Dataset excerpt
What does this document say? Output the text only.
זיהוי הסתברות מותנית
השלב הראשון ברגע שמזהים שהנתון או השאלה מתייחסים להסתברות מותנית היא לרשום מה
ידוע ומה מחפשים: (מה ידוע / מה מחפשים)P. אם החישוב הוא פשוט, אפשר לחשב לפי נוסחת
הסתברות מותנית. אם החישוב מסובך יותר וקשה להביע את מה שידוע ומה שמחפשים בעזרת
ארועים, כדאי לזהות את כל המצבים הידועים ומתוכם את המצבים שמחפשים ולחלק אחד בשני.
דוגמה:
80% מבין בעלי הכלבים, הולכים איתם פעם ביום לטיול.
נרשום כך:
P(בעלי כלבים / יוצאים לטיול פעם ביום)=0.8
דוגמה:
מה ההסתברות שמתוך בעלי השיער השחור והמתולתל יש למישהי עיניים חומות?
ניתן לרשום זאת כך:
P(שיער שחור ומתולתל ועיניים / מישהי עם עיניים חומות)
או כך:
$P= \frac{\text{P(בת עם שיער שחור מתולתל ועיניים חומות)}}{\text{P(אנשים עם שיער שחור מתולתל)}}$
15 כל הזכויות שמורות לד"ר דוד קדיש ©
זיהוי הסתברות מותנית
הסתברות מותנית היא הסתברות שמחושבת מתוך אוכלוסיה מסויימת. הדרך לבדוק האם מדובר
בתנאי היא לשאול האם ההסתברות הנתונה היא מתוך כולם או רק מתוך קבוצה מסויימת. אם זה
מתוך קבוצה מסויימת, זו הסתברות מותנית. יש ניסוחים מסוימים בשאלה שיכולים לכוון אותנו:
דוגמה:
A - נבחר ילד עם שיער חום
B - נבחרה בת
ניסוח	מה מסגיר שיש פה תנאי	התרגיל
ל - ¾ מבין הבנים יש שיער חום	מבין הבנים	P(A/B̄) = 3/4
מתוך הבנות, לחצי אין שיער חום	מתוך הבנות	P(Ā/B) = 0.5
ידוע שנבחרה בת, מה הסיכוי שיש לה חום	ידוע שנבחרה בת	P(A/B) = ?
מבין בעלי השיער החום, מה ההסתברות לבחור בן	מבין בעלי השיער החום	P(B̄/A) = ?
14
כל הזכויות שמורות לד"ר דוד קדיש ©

...

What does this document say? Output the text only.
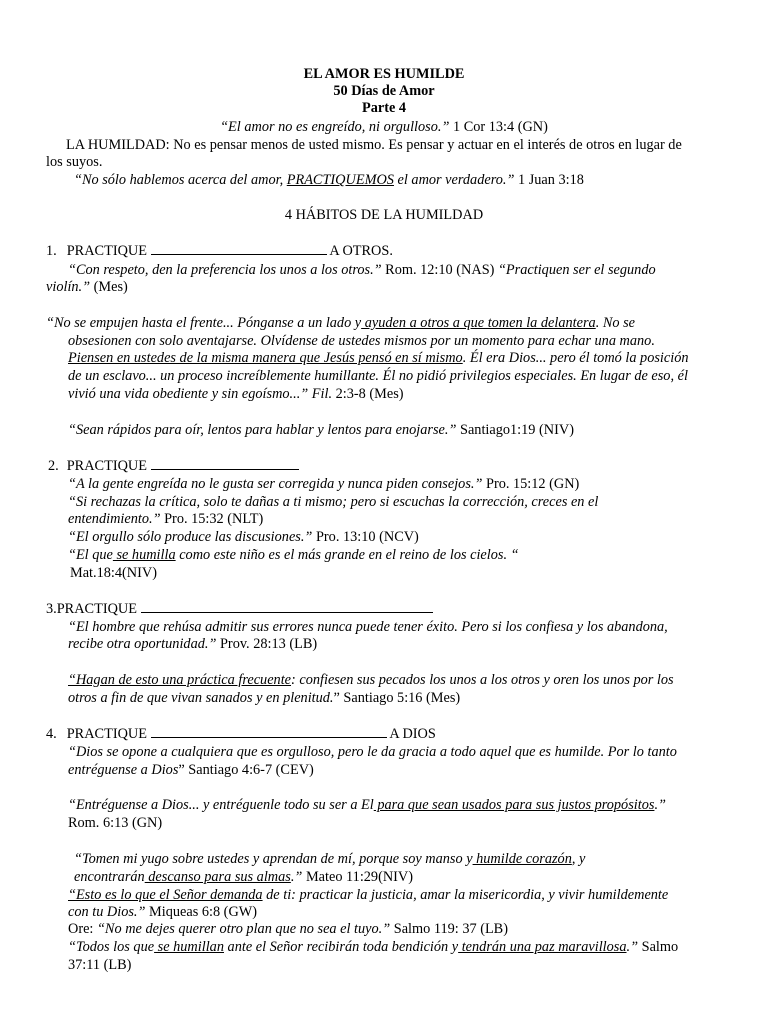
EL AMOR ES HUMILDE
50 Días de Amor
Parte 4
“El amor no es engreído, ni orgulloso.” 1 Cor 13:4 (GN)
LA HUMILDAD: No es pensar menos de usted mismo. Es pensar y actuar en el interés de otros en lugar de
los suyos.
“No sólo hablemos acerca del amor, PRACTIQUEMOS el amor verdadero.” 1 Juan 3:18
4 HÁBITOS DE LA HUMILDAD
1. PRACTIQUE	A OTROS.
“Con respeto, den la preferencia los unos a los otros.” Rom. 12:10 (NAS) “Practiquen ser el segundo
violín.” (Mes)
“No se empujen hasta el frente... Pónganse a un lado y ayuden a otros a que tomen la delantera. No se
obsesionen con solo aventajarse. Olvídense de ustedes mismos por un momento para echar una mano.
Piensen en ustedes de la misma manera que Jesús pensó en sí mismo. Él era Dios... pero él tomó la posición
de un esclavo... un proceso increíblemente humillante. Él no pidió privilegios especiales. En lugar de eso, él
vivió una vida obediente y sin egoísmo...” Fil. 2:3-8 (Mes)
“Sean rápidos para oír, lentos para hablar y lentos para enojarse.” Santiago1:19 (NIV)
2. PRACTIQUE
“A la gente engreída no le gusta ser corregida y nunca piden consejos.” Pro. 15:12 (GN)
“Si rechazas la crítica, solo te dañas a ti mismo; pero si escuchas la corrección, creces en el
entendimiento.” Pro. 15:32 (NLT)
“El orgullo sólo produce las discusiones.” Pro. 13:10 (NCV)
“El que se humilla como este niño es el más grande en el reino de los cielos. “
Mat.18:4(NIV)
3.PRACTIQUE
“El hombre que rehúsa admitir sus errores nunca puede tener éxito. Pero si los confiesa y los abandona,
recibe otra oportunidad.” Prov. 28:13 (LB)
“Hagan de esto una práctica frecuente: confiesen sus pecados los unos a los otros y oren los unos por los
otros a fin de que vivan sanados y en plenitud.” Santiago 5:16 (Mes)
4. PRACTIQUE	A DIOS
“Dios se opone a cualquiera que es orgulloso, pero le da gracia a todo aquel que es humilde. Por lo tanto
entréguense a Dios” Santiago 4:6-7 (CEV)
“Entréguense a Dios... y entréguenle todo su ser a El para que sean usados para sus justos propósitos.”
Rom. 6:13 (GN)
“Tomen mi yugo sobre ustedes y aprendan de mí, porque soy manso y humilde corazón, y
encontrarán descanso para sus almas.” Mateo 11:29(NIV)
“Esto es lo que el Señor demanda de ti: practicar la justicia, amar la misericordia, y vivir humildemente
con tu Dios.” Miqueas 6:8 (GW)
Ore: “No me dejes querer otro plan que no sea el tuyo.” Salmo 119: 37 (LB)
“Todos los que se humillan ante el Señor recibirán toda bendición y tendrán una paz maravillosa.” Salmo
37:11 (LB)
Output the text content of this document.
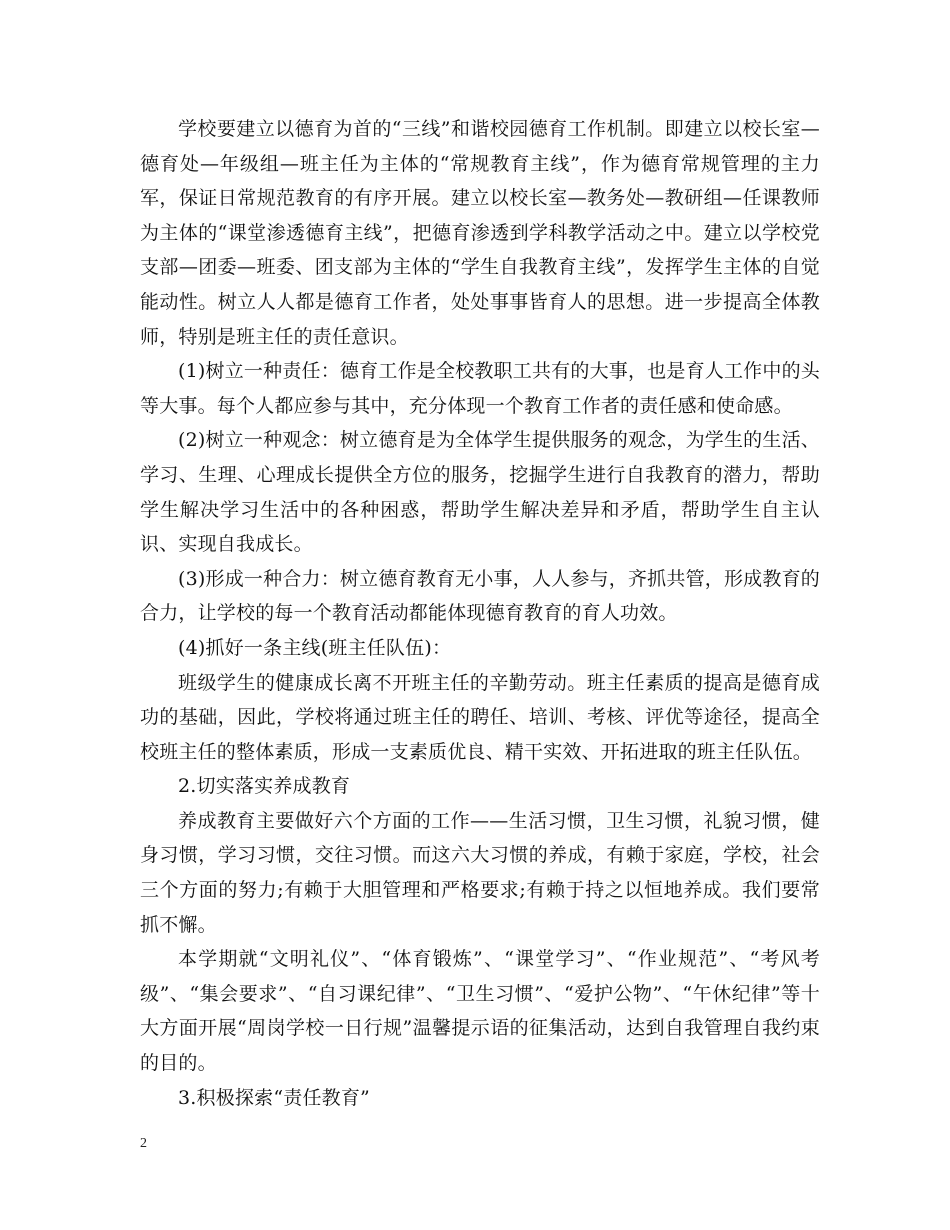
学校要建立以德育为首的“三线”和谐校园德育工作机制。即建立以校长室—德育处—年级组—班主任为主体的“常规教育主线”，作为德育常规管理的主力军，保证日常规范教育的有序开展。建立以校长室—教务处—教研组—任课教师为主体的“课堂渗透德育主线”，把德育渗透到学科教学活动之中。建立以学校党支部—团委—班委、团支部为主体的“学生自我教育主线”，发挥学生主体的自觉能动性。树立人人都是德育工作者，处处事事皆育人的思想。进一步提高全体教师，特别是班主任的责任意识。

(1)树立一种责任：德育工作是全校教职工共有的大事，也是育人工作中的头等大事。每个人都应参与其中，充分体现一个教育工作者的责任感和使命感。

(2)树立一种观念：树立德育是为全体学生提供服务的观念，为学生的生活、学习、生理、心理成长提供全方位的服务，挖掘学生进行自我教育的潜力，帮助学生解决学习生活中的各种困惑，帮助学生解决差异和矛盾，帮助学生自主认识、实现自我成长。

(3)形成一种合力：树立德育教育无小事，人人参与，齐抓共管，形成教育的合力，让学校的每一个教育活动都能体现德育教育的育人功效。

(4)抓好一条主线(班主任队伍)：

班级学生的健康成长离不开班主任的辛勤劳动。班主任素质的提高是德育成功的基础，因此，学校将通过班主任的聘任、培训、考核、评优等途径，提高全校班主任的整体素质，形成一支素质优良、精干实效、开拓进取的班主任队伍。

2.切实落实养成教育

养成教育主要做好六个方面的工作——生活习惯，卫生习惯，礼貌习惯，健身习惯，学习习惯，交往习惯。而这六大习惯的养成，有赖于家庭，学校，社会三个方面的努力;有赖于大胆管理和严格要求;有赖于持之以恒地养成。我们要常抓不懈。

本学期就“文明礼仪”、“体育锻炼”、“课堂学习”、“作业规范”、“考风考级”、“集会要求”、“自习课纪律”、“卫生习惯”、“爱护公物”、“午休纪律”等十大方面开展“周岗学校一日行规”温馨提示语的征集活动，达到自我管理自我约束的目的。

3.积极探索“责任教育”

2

=== YOUR OBJECTIVE ===
Tally the lines in the records above that contain the word "para", and give only that number.

=== EXERCISE RESULT ===
4